◆ What is asked:
Go through the material below and copy all lines with "name".

(Records contained in a dataset)
------------------------------------------------------------
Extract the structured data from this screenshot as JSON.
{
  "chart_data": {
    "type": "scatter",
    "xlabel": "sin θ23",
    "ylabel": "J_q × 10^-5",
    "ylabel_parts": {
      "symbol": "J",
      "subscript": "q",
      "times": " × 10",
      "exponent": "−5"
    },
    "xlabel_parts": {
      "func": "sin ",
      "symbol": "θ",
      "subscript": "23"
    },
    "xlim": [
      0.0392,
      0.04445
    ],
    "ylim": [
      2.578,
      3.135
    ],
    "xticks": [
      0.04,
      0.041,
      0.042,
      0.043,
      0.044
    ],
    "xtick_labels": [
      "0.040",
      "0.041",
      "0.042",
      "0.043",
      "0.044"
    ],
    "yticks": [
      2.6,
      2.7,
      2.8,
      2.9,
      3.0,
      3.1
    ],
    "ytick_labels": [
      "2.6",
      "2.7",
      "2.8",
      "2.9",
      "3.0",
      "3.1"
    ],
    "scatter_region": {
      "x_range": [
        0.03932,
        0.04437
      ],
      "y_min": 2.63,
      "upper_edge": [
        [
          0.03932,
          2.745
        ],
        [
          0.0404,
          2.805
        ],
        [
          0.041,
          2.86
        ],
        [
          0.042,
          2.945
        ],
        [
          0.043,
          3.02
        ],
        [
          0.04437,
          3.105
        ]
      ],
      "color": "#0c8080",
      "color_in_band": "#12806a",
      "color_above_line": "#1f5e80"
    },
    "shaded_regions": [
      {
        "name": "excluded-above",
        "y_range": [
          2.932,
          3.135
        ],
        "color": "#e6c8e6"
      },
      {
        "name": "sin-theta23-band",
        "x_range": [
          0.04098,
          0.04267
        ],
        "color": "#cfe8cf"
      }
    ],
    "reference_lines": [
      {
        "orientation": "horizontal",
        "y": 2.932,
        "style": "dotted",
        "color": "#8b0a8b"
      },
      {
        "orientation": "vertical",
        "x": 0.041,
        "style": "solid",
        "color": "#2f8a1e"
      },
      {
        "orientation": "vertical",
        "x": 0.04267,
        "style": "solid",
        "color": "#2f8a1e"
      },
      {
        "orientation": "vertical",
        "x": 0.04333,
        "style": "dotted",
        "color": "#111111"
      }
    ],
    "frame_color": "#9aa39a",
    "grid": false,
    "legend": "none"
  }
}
------------------------------------------------------------
◆ Problem solution:
        "name": "excluded-above",
        "name": "sin-theta23-band",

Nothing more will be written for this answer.